» Entries:
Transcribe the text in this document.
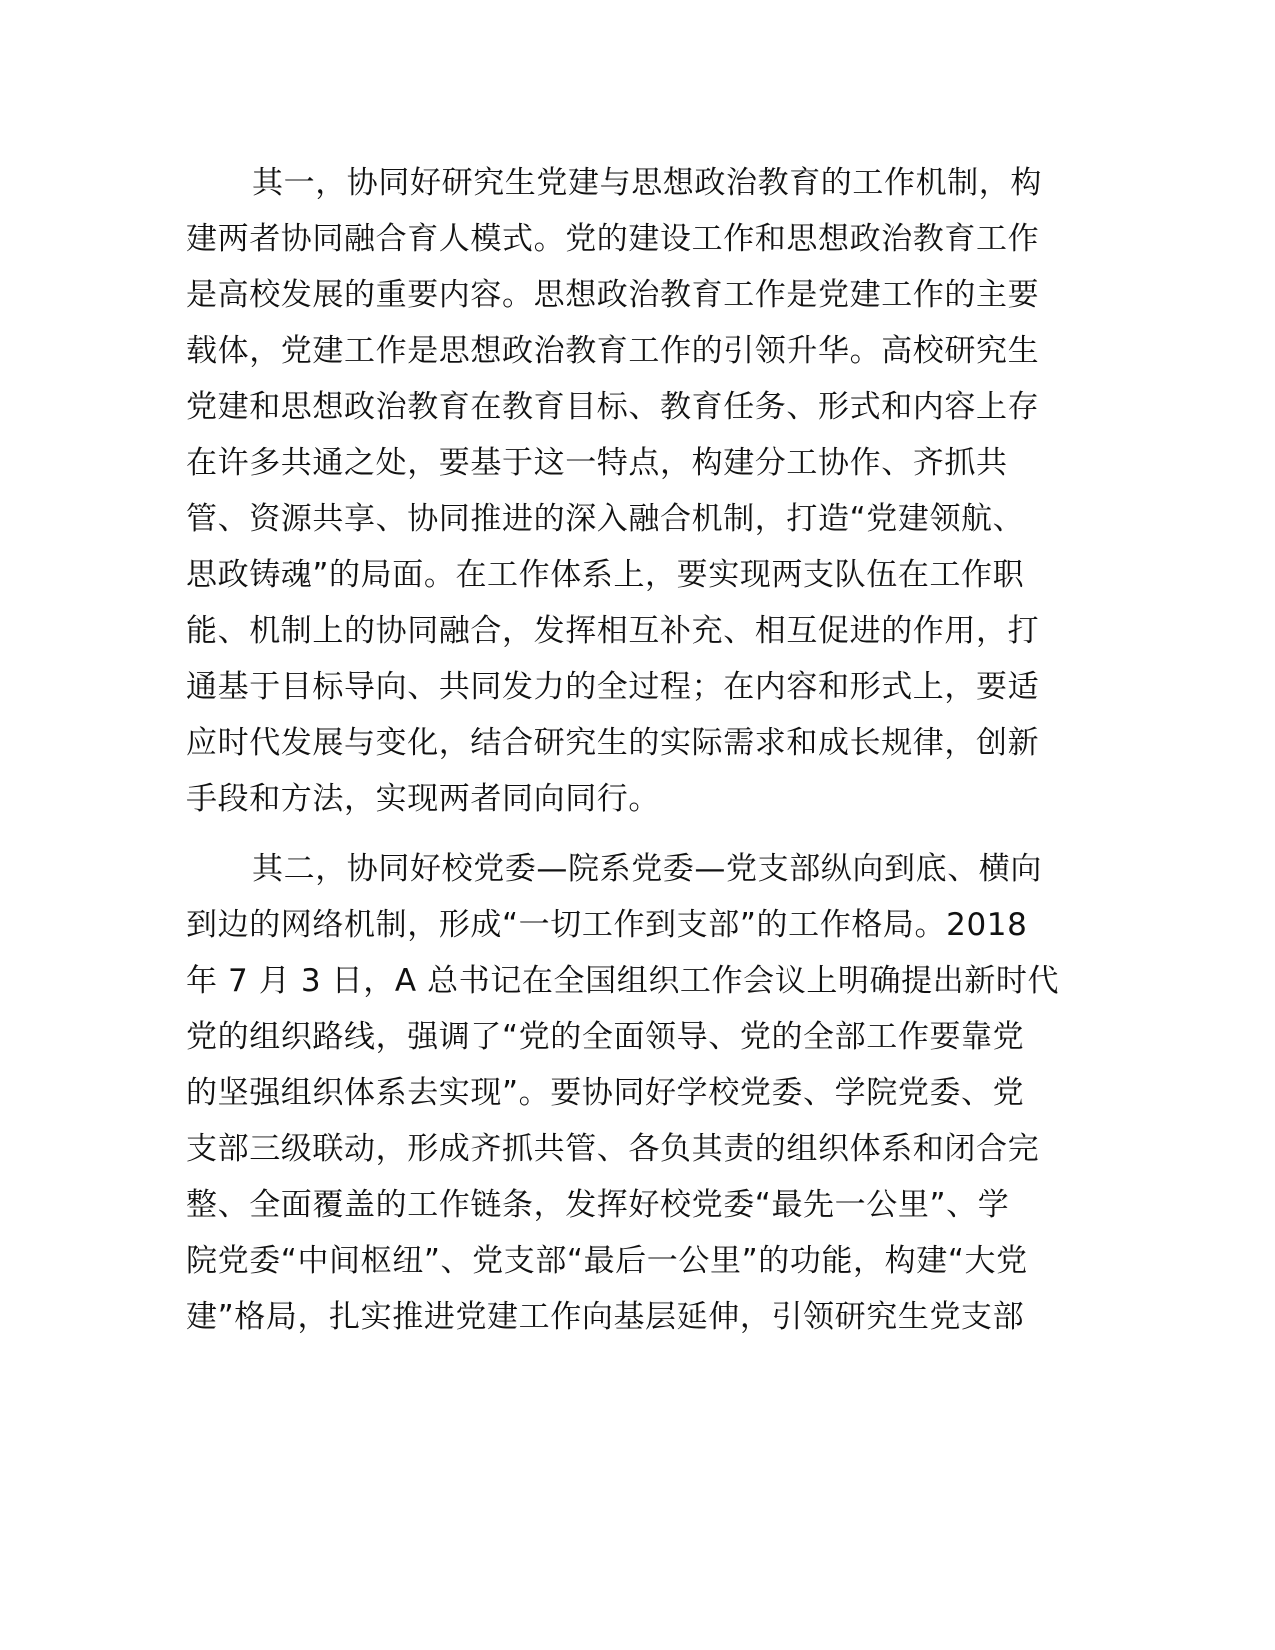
其一，协同好研究生党建与思想政治教育的工作机制，构
建两者协同融合育人模式。党的建设工作和思想政治教育工作
是高校发展的重要内容。思想政治教育工作是党建工作的主要
载体，党建工作是思想政治教育工作的引领升华。高校研究生
党建和思想政治教育在教育目标、教育任务、形式和内容上存
在许多共通之处，要基于这一特点，构建分工协作、齐抓共
管、资源共享、协同推进的深入融合机制，打造“党建领航、
思政铸魂”的局面。在工作体系上，要实现两支队伍在工作职
能、机制上的协同融合，发挥相互补充、相互促进的作用，打
通基于目标导向、共同发力的全过程；在内容和形式上，要适
应时代发展与变化，结合研究生的实际需求和成长规律，创新
手段和方法，实现两者同向同行。
其二，协同好校党委—院系党委—党支部纵向到底、横向
到边的网络机制，形成“一切工作到支部”的工作格局。2018
年 7 月 3 日，A 总书记在全国组织工作会议上明确提出新时代
党的组织路线，强调了“党的全面领导、党的全部工作要靠党
的坚强组织体系去实现”。要协同好学校党委、学院党委、党
支部三级联动，形成齐抓共管、各负其责的组织体系和闭合完
整、全面覆盖的工作链条，发挥好校党委“最先一公里”、学
院党委“中间枢纽”、党支部“最后一公里”的功能，构建“大党
建”格局，扎实推进党建工作向基层延伸，引领研究生党支部
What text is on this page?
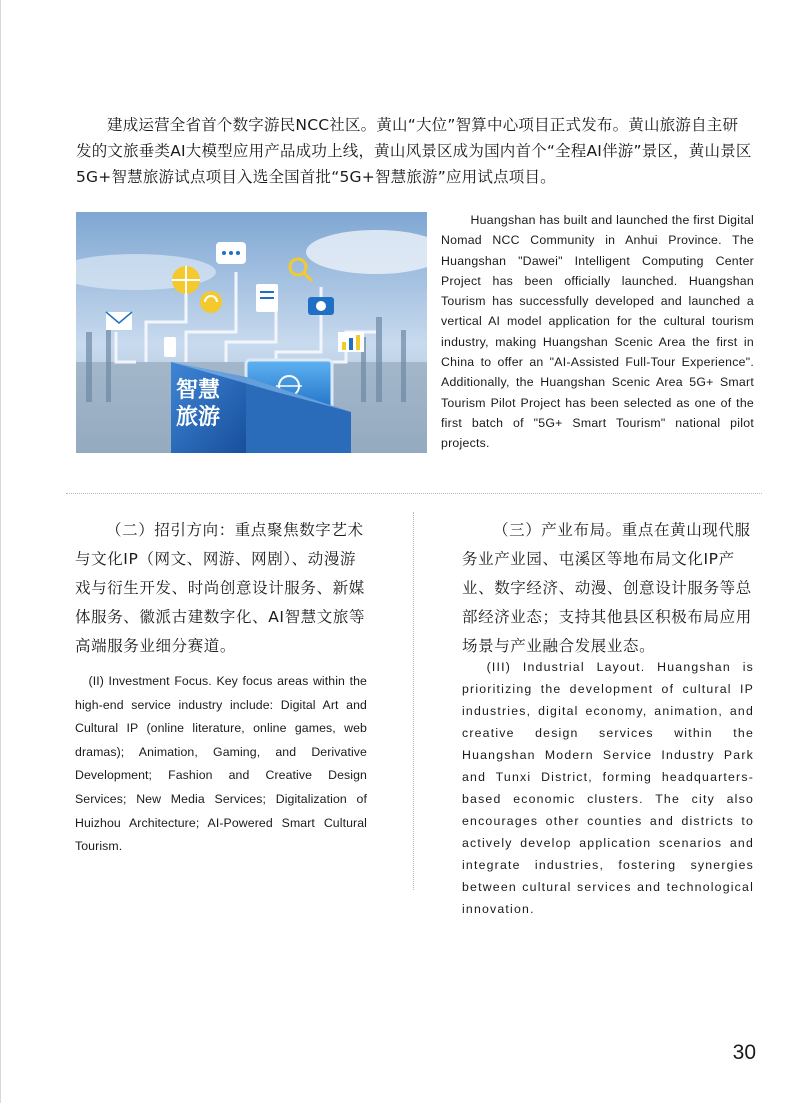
建成运营全省首个数字游民NCC社区。黄山“大位”智算中心项目正式发布。黄山旅游自主研发的文旅垂类AI大模型应用产品成功上线，黄山风景区成为国内首个“全程AI伴游”景区，黄山景区5G+智慧旅游试点项目入选全国首批“5G+智慧旅游”应用试点项目。

智慧
旅游

Huangshan has built and launched the first Digital Nomad NCC Community in Anhui Province. The Huangshan "Dawei" Intelligent Computing Center Project has been officially launched. Huangshan Tourism has successfully developed and launched a vertical AI model application for the cultural tourism industry, making Huangshan Scenic Area the first in China to offer an "AI-Assisted Full-Tour Experience". Additionally, the Huangshan Scenic Area 5G+ Smart Tourism Pilot Project has been selected as one of the first batch of "5G+ Smart Tourism" national pilot projects.

（二）招引方向：重点聚焦数字艺术与文化IP（网文、网游、网剧）、动漫游戏与衍生开发、时尚创意设计服务、新媒体服务、徽派古建数字化、AI智慧文旅等高端服务业细分赛道。

(II) Investment Focus. Key focus areas within the high-end service industry include: Digital Art and Cultural IP (online literature, online games, web dramas); Animation, Gaming, and Derivative Development; Fashion and Creative Design Services; New Media Services; Digitalization of Huizhou Architecture; AI-Powered Smart Cultural Tourism.

（三）产业布局。重点在黄山现代服务业产业园、屯溪区等地布局文化IP产业、数字经济、动漫、创意设计服务等总部经济业态；支持其他县区积极布局应用场景与产业融合发展业态。

(III) Industrial Layout. Huangshan is prioritizing the development of cultural IP industries, digital economy, animation, and creative design services within the Huangshan Modern Service Industry Park and Tunxi District, forming headquarters-based economic clusters. The city also encourages other counties and districts to actively develop application scenarios and integrate industries, fostering synergies between cultural services and technological innovation.

30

» Written problem:
Your task is to copy the entries in full and exactly, without any images.

» Result of this exercise:
Transcribe the text in this document.
其一，协同好研究生党建与思想政治教育的工作机制，构
建两者协同融合育人模式。党的建设工作和思想政治教育工作
是高校发展的重要内容。思想政治教育工作是党建工作的主要
载体，党建工作是思想政治教育工作的引领升华。高校研究生
党建和思想政治教育在教育目标、教育任务、形式和内容上存
在许多共通之处，要基于这一特点，构建分工协作、齐抓共
管、资源共享、协同推进的深入融合机制，打造“党建领航、
思政铸魂”的局面。在工作体系上，要实现两支队伍在工作职
能、机制上的协同融合，发挥相互补充、相互促进的作用，打
通基于目标导向、共同发力的全过程；在内容和形式上，要适
应时代发展与变化，结合研究生的实际需求和成长规律，创新
手段和方法，实现两者同向同行。
其二，协同好校党委—院系党委—党支部纵向到底、横向
到边的网络机制，形成“一切工作到支部”的工作格局。2018
年 7 月 3 日，A 总书记在全国组织工作会议上明确提出新时代
党的组织路线，强调了“党的全面领导、党的全部工作要靠党
的坚强组织体系去实现”。要协同好学校党委、学院党委、党
支部三级联动，形成齐抓共管、各负其责的组织体系和闭合完
整、全面覆盖的工作链条，发挥好校党委“最先一公里”、学
院党委“中间枢纽”、党支部“最后一公里”的功能，构建“大党
建”格局，扎实推进党建工作向基层延伸，引领研究生党支部
What text is on this page?
建成运营全省首个数字游民NCC社区。黄山“大位”智算中心项目正式发布。黄山旅游自主研发的文旅垂类AI大模型应用产品成功上线，黄山风景区成为国内首个“全程AI伴游”景区，黄山景区5G+智慧旅游试点项目入选全国首批“5G+智慧旅游”应用试点项目。

智慧
旅游

Huangshan has built and launched the first Digital Nomad NCC Community in Anhui Province. The Huangshan "Dawei" Intelligent Computing Center Project has been officially launched. Huangshan Tourism has successfully developed and launched a vertical AI model application for the cultural tourism industry, making Huangshan Scenic Area the first in China to offer an "AI-Assisted Full-Tour Experience". Additionally, the Huangshan Scenic Area 5G+ Smart Tourism Pilot Project has been selected as one of the first batch of "5G+ Smart Tourism" national pilot projects.

（二）招引方向：重点聚焦数字艺术与文化IP（网文、网游、网剧）、动漫游戏与衍生开发、时尚创意设计服务、新媒体服务、徽派古建数字化、AI智慧文旅等高端服务业细分赛道。

(II) Investment Focus. Key focus areas within the high-end service industry include: Digital Art and Cultural IP (online literature, online games, web dramas); Animation, Gaming, and Derivative Development; Fashion and Creative Design Services; New Media Services; Digitalization of Huizhou Architecture; AI-Powered Smart Cultural Tourism.

（三）产业布局。重点在黄山现代服务业产业园、屯溪区等地布局文化IP产业、数字经济、动漫、创意设计服务等总部经济业态；支持其他县区积极布局应用场景与产业融合发展业态。

(III) Industrial Layout. Huangshan is prioritizing the development of cultural IP industries, digital economy, animation, and creative design services within the Huangshan Modern Service Industry Park and Tunxi District, forming headquarters-based economic clusters. The city also encourages other counties and districts to actively develop application scenarios and integrate industries, fostering synergies between cultural services and technological innovation.

30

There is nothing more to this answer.